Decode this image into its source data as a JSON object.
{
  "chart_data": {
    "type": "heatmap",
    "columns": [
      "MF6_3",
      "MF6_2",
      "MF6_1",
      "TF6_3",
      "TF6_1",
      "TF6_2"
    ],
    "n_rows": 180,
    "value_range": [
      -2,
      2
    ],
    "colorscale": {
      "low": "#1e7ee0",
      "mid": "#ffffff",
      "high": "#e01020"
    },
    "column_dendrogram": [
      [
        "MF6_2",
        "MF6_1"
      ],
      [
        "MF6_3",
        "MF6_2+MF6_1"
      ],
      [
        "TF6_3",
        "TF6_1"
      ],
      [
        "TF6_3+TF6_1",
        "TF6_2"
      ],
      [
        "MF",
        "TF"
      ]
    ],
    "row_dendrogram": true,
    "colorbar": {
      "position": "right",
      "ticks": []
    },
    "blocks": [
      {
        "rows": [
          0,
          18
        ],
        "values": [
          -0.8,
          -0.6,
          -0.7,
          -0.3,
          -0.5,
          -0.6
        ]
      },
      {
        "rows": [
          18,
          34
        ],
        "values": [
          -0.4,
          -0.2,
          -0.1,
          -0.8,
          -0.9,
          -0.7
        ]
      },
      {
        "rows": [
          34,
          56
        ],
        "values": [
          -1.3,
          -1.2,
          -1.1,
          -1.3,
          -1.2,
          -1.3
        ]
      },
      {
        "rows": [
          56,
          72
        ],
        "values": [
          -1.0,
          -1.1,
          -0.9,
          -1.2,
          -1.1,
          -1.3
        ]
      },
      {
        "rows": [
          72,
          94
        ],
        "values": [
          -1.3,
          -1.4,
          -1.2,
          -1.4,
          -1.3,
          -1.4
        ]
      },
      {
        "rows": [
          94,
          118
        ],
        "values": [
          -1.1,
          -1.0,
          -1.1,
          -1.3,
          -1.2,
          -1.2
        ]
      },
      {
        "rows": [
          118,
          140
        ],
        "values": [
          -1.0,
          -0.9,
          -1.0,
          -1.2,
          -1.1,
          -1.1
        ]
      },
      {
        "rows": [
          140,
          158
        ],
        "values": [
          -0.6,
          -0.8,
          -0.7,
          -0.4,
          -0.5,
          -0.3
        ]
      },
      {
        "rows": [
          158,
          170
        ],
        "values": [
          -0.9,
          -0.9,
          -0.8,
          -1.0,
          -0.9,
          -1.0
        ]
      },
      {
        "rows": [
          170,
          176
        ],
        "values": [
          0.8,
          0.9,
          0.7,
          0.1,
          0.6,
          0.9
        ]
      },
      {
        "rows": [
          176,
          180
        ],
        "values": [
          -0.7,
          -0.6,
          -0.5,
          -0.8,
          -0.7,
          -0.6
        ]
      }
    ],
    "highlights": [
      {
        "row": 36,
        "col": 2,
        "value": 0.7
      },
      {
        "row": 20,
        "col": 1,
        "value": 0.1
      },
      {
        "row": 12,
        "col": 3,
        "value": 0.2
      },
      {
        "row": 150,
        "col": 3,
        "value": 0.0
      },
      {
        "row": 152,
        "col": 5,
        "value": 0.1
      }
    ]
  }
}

++++

* [Exercise description]:
Write out every line of the records exactly.

* [Solution]:
Decode this image into its source data as a JSON object.
{
  "chart_data": {
    "type": "heatmap",
    "columns": [
      "MF6_3",
      "MF6_2",
      "MF6_1",
      "TF6_3",
      "TF6_1",
      "TF6_2"
    ],
    "n_rows": 180,
    "value_range": [
      -2,
      2
    ],
    "colorscale": {
      "low": "#1e7ee0",
      "mid": "#ffffff",
      "high": "#e01020"
    },
    "column_dendrogram": [
      [
        "MF6_2",
        "MF6_1"
      ],
      [
        "MF6_3",
        "MF6_2+MF6_1"
      ],
      [
        "TF6_3",
        "TF6_1"
      ],
      [
        "TF6_3+TF6_1",
        "TF6_2"
      ],
      [
        "MF",
        "TF"
      ]
    ],
    "row_dendrogram": true,
    "colorbar": {
      "position": "right",
      "ticks": []
    },
    "blocks": [
      {
        "rows": [
          0,
          18
        ],
        "values": [
          -0.8,
          -0.6,
          -0.7,
          -0.3,
          -0.5,
          -0.6
        ]
      },
      {
        "rows": [
          18,
          34
        ],
        "values": [
          -0.4,
          -0.2,
          -0.1,
          -0.8,
          -0.9,
          -0.7
        ]
      },
      {
        "rows": [
          34,
          56
        ],
        "values": [
          -1.3,
          -1.2,
          -1.1,
          -1.3,
          -1.2,
          -1.3
        ]
      },
      {
        "rows": [
          56,
          72
        ],
        "values": [
          -1.0,
          -1.1,
          -0.9,
          -1.2,
          -1.1,
          -1.3
        ]
      },
      {
        "rows": [
          72,
          94
        ],
        "values": [
          -1.3,
          -1.4,
          -1.2,
          -1.4,
          -1.3,
          -1.4
        ]
      },
      {
        "rows": [
          94,
          118
        ],
        "values": [
          -1.1,
          -1.0,
          -1.1,
          -1.3,
          -1.2,
          -1.2
        ]
      },
      {
        "rows": [
          118,
          140
        ],
        "values": [
          -1.0,
          -0.9,
          -1.0,
          -1.2,
          -1.1,
          -1.1
        ]
      },
      {
        "rows": [
          140,
          158
        ],
        "values": [
          -0.6,
          -0.8,
          -0.7,
          -0.4,
          -0.5,
          -0.3
        ]
      },
      {
        "rows": [
          158,
          170
        ],
        "values": [
          -0.9,
          -0.9,
          -0.8,
          -1.0,
          -0.9,
          -1.0
        ]
      },
      {
        "rows": [
          170,
          176
        ],
        "values": [
          0.8,
          0.9,
          0.7,
          0.1,
          0.6,
          0.9
        ]
      },
      {
        "rows": [
          176,
          180
        ],
        "values": [
          -0.7,
          -0.6,
          -0.5,
          -0.8,
          -0.7,
          -0.6
        ]
      }
    ],
    "highlights": [
      {
        "row": 36,
        "col": 2,
        "value": 0.7
      },
      {
        "row": 20,
        "col": 1,
        "value": 0.1
      },
      {
        "row": 12,
        "col": 3,
        "value": 0.2
      },
      {
        "row": 150,
        "col": 3,
        "value": 0.0
      },
      {
        "row": 152,
        "col": 5,
        "value": 0.1
      }
    ]
  }
}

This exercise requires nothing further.